AIM OF THE EXERCISE: Without the pictures, return all of the material exactly as written.

MATERIAL TO PROCESS:

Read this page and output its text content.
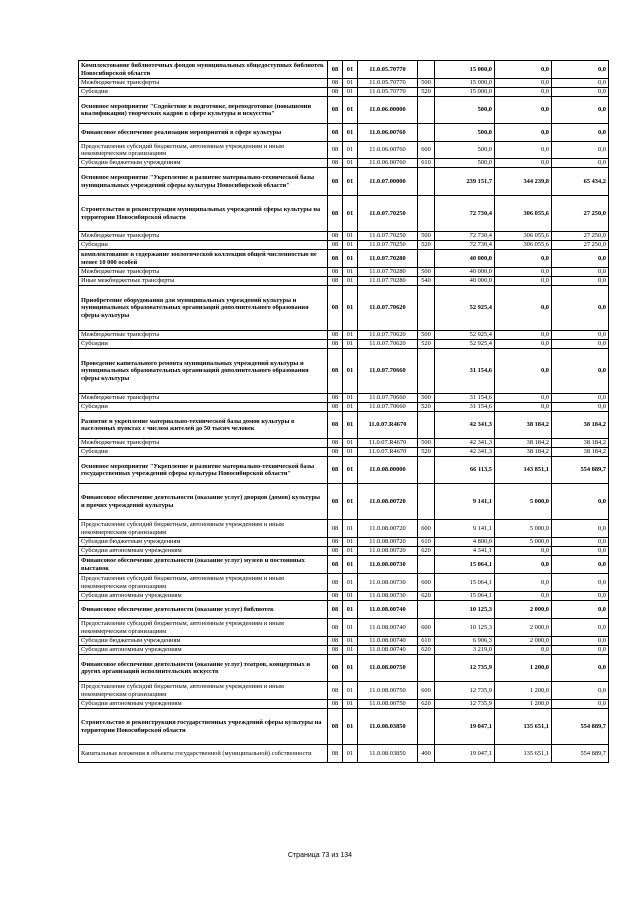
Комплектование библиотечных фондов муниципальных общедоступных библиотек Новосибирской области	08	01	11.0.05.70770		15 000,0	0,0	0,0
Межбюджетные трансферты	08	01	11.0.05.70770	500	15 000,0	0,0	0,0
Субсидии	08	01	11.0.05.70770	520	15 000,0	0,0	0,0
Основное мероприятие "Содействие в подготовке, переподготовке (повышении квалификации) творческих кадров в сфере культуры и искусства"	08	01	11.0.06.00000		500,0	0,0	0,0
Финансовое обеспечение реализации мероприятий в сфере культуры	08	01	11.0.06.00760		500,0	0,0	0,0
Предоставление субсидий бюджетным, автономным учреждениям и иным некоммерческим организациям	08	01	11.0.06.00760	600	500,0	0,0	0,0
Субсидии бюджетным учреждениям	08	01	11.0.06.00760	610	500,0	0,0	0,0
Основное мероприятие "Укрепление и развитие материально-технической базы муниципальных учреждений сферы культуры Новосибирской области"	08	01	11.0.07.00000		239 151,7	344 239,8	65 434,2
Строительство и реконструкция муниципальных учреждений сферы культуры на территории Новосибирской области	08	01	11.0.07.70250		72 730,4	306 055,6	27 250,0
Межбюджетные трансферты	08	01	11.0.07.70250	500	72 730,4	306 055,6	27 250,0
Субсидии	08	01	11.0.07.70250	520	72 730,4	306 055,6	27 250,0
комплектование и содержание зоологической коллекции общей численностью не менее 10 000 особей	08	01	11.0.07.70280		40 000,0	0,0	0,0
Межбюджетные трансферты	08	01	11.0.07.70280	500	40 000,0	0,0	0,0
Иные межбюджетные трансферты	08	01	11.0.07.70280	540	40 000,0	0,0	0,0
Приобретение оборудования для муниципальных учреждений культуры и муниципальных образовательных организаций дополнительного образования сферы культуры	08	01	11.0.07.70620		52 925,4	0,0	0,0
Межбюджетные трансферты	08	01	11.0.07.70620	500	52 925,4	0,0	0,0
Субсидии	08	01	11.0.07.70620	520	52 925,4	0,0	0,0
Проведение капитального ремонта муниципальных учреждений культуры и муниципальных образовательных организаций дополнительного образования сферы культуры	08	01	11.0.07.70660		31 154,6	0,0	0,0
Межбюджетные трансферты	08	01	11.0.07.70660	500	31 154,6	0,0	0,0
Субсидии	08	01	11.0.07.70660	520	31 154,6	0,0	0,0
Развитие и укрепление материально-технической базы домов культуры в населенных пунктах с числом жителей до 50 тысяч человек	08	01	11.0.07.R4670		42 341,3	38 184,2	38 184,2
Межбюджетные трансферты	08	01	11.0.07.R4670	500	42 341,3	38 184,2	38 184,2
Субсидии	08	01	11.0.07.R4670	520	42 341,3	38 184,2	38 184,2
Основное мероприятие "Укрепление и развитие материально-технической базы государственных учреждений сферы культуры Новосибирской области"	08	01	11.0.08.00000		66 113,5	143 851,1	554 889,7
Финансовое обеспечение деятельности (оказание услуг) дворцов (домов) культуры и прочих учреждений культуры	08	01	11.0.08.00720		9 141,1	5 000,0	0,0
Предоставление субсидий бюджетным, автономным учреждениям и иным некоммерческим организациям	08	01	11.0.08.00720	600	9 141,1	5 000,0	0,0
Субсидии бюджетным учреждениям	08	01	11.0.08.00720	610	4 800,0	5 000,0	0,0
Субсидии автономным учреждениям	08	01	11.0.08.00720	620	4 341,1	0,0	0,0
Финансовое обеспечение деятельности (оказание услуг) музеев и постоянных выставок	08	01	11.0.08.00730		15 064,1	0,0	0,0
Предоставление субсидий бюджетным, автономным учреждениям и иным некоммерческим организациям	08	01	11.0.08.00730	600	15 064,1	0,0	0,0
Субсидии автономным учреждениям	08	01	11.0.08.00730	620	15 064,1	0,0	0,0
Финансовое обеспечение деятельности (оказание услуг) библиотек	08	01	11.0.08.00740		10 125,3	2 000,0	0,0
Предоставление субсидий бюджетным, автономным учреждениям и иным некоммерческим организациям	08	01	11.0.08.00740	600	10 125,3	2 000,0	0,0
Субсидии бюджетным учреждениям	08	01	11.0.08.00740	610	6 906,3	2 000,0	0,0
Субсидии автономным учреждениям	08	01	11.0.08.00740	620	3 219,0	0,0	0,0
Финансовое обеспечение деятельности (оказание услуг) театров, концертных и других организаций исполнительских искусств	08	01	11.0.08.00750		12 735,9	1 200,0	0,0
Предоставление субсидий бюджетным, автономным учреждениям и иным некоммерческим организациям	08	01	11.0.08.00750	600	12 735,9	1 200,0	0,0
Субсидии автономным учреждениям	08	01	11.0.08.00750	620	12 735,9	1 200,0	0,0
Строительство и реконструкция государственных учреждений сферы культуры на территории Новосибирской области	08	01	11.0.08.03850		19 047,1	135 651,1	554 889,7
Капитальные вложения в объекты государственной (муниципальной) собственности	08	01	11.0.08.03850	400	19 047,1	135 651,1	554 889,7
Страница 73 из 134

SOLUTION FOR THIS EXERCISE:
Read this page and output its text content.
Комплектование библиотечных фондов муниципальных общедоступных библиотек Новосибирской области	08	01	11.0.05.70770		15 000,0	0,0	0,0
Межбюджетные трансферты	08	01	11.0.05.70770	500	15 000,0	0,0	0,0
Субсидии	08	01	11.0.05.70770	520	15 000,0	0,0	0,0
Основное мероприятие "Содействие в подготовке, переподготовке (повышении квалификации) творческих кадров в сфере культуры и искусства"	08	01	11.0.06.00000		500,0	0,0	0,0
Финансовое обеспечение реализации мероприятий в сфере культуры	08	01	11.0.06.00760		500,0	0,0	0,0
Предоставление субсидий бюджетным, автономным учреждениям и иным некоммерческим организациям	08	01	11.0.06.00760	600	500,0	0,0	0,0
Субсидии бюджетным учреждениям	08	01	11.0.06.00760	610	500,0	0,0	0,0
Основное мероприятие "Укрепление и развитие материально-технической базы муниципальных учреждений сферы культуры Новосибирской области"	08	01	11.0.07.00000		239 151,7	344 239,8	65 434,2
Строительство и реконструкция муниципальных учреждений сферы культуры на территории Новосибирской области	08	01	11.0.07.70250		72 730,4	306 055,6	27 250,0
Межбюджетные трансферты	08	01	11.0.07.70250	500	72 730,4	306 055,6	27 250,0
Субсидии	08	01	11.0.07.70250	520	72 730,4	306 055,6	27 250,0
комплектование и содержание зоологической коллекции общей численностью не менее 10 000 особей	08	01	11.0.07.70280		40 000,0	0,0	0,0
Межбюджетные трансферты	08	01	11.0.07.70280	500	40 000,0	0,0	0,0
Иные межбюджетные трансферты	08	01	11.0.07.70280	540	40 000,0	0,0	0,0
Приобретение оборудования для муниципальных учреждений культуры и муниципальных образовательных организаций дополнительного образования сферы культуры	08	01	11.0.07.70620		52 925,4	0,0	0,0
Межбюджетные трансферты	08	01	11.0.07.70620	500	52 925,4	0,0	0,0
Субсидии	08	01	11.0.07.70620	520	52 925,4	0,0	0,0
Проведение капитального ремонта муниципальных учреждений культуры и муниципальных образовательных организаций дополнительного образования сферы культуры	08	01	11.0.07.70660		31 154,6	0,0	0,0
Межбюджетные трансферты	08	01	11.0.07.70660	500	31 154,6	0,0	0,0
Субсидии	08	01	11.0.07.70660	520	31 154,6	0,0	0,0
Развитие и укрепление материально-технической базы домов культуры в населенных пунктах с числом жителей до 50 тысяч человек	08	01	11.0.07.R4670		42 341,3	38 184,2	38 184,2
Межбюджетные трансферты	08	01	11.0.07.R4670	500	42 341,3	38 184,2	38 184,2
Субсидии	08	01	11.0.07.R4670	520	42 341,3	38 184,2	38 184,2
Основное мероприятие "Укрепление и развитие материально-технической базы государственных учреждений сферы культуры Новосибирской области"	08	01	11.0.08.00000		66 113,5	143 851,1	554 889,7
Финансовое обеспечение деятельности (оказание услуг) дворцов (домов) культуры и прочих учреждений культуры	08	01	11.0.08.00720		9 141,1	5 000,0	0,0
Предоставление субсидий бюджетным, автономным учреждениям и иным некоммерческим организациям	08	01	11.0.08.00720	600	9 141,1	5 000,0	0,0
Субсидии бюджетным учреждениям	08	01	11.0.08.00720	610	4 800,0	5 000,0	0,0
Субсидии автономным учреждениям	08	01	11.0.08.00720	620	4 341,1	0,0	0,0
Финансовое обеспечение деятельности (оказание услуг) музеев и постоянных выставок	08	01	11.0.08.00730		15 064,1	0,0	0,0
Предоставление субсидий бюджетным, автономным учреждениям и иным некоммерческим организациям	08	01	11.0.08.00730	600	15 064,1	0,0	0,0
Субсидии автономным учреждениям	08	01	11.0.08.00730	620	15 064,1	0,0	0,0
Финансовое обеспечение деятельности (оказание услуг) библиотек	08	01	11.0.08.00740		10 125,3	2 000,0	0,0
Предоставление субсидий бюджетным, автономным учреждениям и иным некоммерческим организациям	08	01	11.0.08.00740	600	10 125,3	2 000,0	0,0
Субсидии бюджетным учреждениям	08	01	11.0.08.00740	610	6 906,3	2 000,0	0,0
Субсидии автономным учреждениям	08	01	11.0.08.00740	620	3 219,0	0,0	0,0
Финансовое обеспечение деятельности (оказание услуг) театров, концертных и других организаций исполнительских искусств	08	01	11.0.08.00750		12 735,9	1 200,0	0,0
Предоставление субсидий бюджетным, автономным учреждениям и иным некоммерческим организациям	08	01	11.0.08.00750	600	12 735,9	1 200,0	0,0
Субсидии автономным учреждениям	08	01	11.0.08.00750	620	12 735,9	1 200,0	0,0
Строительство и реконструкция государственных учреждений сферы культуры на территории Новосибирской области	08	01	11.0.08.03850		19 047,1	135 651,1	554 889,7
Капитальные вложения в объекты государственной (муниципальной) собственности	08	01	11.0.08.03850	400	19 047,1	135 651,1	554 889,7
Страница 73 из 134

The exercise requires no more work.